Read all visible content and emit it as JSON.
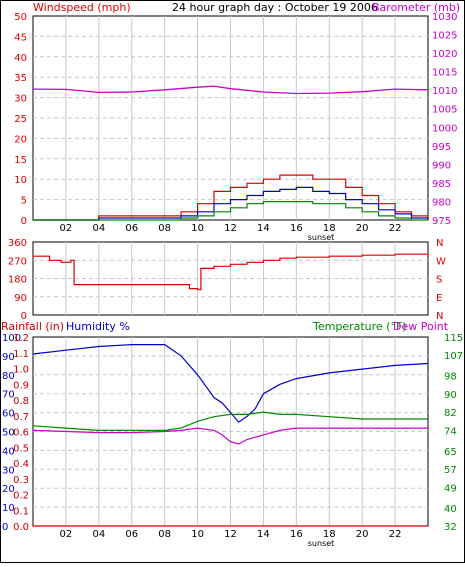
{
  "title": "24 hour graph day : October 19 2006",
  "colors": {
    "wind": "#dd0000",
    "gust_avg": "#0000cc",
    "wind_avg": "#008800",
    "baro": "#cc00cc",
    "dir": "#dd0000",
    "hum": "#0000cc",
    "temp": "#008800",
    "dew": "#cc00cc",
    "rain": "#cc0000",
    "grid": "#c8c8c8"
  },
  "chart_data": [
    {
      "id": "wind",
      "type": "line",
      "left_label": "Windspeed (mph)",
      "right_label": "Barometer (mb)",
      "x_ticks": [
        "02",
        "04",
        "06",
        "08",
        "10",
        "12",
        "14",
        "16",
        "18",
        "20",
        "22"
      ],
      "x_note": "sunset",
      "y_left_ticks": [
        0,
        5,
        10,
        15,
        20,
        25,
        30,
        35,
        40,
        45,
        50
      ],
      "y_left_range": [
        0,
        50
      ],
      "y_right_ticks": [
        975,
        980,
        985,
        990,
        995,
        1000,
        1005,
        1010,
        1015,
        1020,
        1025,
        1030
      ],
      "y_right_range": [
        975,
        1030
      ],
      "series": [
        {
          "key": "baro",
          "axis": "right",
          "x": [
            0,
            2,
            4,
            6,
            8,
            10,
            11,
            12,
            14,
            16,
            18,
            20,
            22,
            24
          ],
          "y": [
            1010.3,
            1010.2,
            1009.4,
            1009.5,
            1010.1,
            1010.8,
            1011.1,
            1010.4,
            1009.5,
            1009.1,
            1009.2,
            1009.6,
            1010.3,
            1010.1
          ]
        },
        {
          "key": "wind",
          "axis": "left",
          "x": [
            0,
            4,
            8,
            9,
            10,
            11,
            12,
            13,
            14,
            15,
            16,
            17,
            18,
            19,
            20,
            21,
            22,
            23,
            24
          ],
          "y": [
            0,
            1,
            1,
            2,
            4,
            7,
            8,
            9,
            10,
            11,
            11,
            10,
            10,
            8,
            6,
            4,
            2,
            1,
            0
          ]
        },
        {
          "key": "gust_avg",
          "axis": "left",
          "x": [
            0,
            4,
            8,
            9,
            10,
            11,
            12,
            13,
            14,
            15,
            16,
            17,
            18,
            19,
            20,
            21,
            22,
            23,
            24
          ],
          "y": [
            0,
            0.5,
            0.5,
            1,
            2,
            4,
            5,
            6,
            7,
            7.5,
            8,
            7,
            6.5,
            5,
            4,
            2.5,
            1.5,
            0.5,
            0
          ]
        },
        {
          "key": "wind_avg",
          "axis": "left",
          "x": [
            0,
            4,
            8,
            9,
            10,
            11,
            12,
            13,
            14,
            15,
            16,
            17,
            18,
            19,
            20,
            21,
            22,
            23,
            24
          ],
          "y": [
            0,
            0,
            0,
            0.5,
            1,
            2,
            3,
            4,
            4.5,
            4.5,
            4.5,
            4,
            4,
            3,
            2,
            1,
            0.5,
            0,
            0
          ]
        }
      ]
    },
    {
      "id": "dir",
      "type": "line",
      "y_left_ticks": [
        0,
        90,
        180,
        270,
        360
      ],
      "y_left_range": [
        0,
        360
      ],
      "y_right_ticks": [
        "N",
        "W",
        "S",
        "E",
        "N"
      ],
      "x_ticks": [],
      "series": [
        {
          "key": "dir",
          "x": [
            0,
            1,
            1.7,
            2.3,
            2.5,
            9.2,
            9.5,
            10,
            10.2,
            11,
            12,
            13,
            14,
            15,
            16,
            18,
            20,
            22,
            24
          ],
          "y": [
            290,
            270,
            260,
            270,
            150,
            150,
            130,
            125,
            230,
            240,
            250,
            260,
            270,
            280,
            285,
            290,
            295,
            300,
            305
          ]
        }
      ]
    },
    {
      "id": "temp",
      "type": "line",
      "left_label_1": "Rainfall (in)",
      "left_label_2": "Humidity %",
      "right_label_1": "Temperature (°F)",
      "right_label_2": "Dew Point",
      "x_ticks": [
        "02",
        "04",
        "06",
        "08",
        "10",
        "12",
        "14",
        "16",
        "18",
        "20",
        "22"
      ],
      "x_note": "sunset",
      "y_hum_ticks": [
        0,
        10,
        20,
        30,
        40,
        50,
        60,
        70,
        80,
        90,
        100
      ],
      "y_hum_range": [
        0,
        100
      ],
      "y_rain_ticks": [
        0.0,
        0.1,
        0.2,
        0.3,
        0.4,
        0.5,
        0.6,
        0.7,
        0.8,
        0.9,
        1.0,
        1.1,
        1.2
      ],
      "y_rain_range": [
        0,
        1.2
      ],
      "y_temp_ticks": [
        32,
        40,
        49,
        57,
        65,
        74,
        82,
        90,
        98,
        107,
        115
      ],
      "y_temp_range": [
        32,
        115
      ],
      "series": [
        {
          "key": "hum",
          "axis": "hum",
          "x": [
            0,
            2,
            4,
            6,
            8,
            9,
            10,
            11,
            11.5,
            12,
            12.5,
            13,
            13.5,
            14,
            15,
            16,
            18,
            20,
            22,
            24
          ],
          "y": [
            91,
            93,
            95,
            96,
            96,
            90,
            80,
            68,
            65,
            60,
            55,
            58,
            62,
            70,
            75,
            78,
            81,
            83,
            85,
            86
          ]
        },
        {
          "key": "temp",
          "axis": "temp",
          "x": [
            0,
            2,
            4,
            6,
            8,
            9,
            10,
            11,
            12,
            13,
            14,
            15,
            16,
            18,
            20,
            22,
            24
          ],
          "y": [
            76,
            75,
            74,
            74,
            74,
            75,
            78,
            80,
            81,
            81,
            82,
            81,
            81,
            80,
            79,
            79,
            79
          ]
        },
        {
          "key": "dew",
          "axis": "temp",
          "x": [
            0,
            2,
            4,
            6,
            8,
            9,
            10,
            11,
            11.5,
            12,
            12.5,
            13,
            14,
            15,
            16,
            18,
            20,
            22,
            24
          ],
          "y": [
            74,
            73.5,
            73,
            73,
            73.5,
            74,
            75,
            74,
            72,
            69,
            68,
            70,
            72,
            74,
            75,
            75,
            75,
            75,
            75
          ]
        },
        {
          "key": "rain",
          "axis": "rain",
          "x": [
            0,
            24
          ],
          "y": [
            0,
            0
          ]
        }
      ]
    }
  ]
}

==

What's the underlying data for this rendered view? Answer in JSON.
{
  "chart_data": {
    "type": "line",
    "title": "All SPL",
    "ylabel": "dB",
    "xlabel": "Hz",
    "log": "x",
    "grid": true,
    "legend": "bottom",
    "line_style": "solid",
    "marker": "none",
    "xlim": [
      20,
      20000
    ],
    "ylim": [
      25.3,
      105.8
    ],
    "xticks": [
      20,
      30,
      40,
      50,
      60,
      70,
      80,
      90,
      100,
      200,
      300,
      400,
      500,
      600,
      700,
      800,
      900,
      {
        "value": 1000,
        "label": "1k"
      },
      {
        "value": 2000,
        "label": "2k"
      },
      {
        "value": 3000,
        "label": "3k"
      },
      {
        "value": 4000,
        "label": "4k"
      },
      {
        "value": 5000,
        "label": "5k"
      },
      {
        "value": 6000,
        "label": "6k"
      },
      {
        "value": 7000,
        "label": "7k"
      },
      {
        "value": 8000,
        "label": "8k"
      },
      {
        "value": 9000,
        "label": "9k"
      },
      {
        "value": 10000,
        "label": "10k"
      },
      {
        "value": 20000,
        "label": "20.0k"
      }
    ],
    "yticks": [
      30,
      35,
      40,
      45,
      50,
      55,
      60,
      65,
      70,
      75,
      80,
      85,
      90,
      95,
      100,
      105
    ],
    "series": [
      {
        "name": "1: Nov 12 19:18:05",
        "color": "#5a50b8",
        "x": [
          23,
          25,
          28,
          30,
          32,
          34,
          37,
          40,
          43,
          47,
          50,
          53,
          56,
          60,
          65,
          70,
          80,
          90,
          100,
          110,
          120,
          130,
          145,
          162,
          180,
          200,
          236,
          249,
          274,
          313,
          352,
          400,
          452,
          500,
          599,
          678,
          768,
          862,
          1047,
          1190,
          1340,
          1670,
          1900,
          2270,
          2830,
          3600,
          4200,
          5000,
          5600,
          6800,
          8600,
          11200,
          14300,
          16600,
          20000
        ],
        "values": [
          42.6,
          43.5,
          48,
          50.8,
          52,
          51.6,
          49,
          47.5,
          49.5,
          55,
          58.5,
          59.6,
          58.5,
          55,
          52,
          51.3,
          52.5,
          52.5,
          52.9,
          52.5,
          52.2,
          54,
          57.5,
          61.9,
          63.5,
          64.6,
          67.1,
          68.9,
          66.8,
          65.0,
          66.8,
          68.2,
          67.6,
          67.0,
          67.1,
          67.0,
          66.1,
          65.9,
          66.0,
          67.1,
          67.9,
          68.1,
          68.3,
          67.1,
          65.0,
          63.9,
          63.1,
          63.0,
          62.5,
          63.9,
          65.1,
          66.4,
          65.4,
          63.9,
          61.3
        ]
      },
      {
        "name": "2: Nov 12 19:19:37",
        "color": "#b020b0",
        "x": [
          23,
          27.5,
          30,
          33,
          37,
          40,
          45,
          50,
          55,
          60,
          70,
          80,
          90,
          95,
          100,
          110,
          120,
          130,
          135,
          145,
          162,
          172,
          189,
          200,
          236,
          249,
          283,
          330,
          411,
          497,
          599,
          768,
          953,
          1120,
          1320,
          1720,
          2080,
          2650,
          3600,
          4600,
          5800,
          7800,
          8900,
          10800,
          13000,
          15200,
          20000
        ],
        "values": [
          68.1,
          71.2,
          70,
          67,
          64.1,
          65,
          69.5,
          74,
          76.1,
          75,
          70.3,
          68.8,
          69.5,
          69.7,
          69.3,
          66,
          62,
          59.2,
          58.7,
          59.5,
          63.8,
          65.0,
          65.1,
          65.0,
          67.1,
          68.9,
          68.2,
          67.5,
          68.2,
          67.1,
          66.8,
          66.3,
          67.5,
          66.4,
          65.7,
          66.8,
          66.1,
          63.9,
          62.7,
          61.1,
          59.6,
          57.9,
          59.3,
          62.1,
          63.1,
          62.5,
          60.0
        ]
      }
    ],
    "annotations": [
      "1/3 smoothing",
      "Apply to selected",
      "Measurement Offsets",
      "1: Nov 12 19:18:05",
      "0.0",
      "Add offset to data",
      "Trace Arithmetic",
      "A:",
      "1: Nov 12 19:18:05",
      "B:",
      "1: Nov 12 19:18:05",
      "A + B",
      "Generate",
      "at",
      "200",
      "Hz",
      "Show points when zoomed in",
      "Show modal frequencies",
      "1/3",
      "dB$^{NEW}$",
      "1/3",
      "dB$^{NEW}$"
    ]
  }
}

> Exercise
Return every line above that contains the word "JSON".

> Solution for this problem
Read all visible content and emit it as JSON.
What's the underlying data for this rendered view? Answer in JSON.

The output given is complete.